- _Task objective_
Give again, word for word, only the lines from the one containing "Extract all readable text from this page." through the final line.

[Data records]

########

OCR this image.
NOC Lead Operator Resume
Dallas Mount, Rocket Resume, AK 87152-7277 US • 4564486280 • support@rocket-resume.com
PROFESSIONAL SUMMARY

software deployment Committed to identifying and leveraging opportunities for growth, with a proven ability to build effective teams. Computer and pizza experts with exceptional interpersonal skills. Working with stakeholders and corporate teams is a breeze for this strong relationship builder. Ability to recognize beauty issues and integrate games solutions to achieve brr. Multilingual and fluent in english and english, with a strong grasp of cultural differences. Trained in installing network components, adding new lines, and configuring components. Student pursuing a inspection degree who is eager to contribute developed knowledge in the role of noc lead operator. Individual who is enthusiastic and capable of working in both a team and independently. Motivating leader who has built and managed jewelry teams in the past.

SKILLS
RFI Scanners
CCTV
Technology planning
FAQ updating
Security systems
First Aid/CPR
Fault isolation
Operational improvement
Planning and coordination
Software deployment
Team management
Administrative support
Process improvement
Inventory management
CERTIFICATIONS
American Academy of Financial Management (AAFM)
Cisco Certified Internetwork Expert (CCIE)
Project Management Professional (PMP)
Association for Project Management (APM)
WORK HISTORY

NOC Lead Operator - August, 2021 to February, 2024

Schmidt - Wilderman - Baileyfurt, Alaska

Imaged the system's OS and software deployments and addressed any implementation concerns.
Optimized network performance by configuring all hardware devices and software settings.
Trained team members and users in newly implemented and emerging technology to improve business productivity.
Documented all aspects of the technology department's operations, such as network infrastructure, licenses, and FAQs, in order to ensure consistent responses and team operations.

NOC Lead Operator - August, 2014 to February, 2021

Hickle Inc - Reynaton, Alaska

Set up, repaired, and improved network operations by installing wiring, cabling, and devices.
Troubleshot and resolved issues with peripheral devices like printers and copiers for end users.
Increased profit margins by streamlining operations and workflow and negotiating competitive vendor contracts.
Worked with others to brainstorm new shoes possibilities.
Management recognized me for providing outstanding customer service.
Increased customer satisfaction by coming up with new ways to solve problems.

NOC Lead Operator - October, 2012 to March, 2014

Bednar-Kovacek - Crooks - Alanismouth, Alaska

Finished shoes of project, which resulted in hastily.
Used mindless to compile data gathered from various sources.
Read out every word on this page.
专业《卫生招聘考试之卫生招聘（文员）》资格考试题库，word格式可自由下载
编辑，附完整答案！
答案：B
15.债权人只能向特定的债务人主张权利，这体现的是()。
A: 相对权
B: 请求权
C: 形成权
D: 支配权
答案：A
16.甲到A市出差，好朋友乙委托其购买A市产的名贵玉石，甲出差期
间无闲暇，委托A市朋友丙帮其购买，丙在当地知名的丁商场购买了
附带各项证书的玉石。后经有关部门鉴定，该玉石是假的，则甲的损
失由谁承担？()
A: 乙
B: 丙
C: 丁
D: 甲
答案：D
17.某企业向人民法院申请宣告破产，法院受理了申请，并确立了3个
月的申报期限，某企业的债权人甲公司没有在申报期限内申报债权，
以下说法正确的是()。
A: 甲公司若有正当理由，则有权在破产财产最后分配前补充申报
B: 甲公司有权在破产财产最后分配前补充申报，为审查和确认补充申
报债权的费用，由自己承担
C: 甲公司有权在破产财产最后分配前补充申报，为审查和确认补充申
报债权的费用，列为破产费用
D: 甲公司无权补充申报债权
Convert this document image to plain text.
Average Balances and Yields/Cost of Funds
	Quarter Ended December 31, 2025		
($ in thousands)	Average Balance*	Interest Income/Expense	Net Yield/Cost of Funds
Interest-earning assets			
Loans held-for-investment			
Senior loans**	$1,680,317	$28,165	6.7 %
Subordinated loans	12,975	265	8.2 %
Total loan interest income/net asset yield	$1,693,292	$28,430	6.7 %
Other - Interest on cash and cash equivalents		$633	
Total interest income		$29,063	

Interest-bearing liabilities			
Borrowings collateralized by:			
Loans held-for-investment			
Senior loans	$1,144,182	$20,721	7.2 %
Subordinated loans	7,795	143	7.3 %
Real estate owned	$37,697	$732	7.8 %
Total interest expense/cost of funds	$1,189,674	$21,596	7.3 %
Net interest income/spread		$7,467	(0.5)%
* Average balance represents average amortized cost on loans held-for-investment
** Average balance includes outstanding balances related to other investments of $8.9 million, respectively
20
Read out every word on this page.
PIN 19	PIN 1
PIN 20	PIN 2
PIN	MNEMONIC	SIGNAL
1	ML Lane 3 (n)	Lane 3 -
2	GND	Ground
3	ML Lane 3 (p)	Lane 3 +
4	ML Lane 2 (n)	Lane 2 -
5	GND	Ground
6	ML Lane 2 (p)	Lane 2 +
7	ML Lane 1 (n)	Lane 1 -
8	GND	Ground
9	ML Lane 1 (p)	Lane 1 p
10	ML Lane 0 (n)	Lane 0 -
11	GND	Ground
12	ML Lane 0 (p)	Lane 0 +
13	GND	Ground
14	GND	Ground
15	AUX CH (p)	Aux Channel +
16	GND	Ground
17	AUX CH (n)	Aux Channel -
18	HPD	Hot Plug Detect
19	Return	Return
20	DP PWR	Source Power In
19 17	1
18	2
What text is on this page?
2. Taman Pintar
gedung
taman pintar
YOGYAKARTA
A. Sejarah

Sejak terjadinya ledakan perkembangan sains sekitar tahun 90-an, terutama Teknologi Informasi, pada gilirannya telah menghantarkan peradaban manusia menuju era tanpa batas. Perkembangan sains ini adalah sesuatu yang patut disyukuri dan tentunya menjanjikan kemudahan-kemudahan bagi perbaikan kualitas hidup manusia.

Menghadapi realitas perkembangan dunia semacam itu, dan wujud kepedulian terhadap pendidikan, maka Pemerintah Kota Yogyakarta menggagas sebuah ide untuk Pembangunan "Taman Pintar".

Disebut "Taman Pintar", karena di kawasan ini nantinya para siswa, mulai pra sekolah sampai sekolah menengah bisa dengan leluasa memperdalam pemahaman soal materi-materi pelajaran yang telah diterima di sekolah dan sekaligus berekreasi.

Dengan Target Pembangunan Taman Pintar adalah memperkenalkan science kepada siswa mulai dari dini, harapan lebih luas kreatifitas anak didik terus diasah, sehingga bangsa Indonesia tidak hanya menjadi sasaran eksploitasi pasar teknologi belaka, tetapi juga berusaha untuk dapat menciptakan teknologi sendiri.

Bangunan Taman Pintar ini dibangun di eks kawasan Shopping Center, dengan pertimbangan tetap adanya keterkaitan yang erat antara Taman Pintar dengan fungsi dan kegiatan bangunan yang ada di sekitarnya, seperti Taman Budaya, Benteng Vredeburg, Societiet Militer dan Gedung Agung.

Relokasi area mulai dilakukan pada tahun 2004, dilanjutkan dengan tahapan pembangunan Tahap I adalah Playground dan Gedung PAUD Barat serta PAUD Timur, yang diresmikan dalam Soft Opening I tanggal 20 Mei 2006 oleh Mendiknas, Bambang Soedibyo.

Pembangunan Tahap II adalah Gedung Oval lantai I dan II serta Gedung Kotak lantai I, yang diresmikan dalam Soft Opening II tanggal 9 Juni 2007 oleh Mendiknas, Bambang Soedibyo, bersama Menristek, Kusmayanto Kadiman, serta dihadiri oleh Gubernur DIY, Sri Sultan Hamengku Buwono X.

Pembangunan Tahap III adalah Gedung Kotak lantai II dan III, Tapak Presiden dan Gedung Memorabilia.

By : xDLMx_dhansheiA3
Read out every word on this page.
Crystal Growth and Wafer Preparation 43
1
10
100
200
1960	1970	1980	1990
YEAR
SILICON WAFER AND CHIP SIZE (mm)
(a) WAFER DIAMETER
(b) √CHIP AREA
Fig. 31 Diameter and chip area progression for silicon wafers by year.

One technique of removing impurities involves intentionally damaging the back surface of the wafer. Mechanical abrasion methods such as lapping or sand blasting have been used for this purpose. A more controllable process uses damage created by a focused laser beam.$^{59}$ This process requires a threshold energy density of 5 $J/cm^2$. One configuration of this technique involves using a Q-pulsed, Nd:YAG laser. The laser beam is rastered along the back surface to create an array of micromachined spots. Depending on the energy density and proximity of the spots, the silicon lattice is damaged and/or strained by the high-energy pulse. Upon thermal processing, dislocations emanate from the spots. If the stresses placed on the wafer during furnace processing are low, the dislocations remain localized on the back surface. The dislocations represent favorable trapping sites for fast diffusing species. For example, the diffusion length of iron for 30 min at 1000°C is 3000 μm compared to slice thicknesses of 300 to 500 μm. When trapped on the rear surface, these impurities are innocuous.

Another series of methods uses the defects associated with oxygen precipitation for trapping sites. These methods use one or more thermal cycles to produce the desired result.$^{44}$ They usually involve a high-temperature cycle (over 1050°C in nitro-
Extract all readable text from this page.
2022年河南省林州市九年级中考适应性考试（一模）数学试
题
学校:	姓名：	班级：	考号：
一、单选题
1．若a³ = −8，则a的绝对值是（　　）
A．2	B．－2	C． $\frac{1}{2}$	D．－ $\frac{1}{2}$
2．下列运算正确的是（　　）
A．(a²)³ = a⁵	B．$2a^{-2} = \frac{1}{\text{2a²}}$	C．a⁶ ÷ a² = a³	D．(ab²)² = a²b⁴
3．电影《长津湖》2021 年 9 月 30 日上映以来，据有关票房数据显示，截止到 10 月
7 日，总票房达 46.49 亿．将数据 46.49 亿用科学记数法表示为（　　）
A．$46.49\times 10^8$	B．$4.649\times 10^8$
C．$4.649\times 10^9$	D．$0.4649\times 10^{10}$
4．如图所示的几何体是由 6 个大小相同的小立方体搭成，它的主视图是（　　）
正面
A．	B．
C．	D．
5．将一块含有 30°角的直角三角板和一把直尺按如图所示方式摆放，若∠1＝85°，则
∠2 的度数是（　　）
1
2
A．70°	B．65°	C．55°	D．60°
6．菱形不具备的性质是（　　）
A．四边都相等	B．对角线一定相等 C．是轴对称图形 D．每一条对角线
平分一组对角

########

- _Response to this exercise_
Extract all readable text from this page.
2022年河南省林州市九年级中考适应性考试（一模）数学试
题
学校:	姓名：	班级：	考号：
一、单选题
1．若a³ = −8，则a的绝对值是（　　）
A．2	B．－2	C． $\frac{1}{2}$	D．－ $\frac{1}{2}$
2．下列运算正确的是（　　）
A．(a²)³ = a⁵	B．$2a^{-2} = \frac{1}{\text{2a²}}$	C．a⁶ ÷ a² = a³	D．(ab²)² = a²b⁴
3．电影《长津湖》2021 年 9 月 30 日上映以来，据有关票房数据显示，截止到 10 月
7 日，总票房达 46.49 亿．将数据 46.49 亿用科学记数法表示为（　　）
A．$46.49\times 10^8$	B．$4.649\times 10^8$
C．$4.649\times 10^9$	D．$0.4649\times 10^{10}$
4．如图所示的几何体是由 6 个大小相同的小立方体搭成，它的主视图是（　　）
正面
A．	B．
C．	D．
5．将一块含有 30°角的直角三角板和一把直尺按如图所示方式摆放，若∠1＝85°，则
∠2 的度数是（　　）
1
2
A．70°	B．65°	C．55°	D．60°
6．菱形不具备的性质是（　　）
A．四边都相等	B．对角线一定相等 C．是轴对称图形 D．每一条对角线
平分一组对角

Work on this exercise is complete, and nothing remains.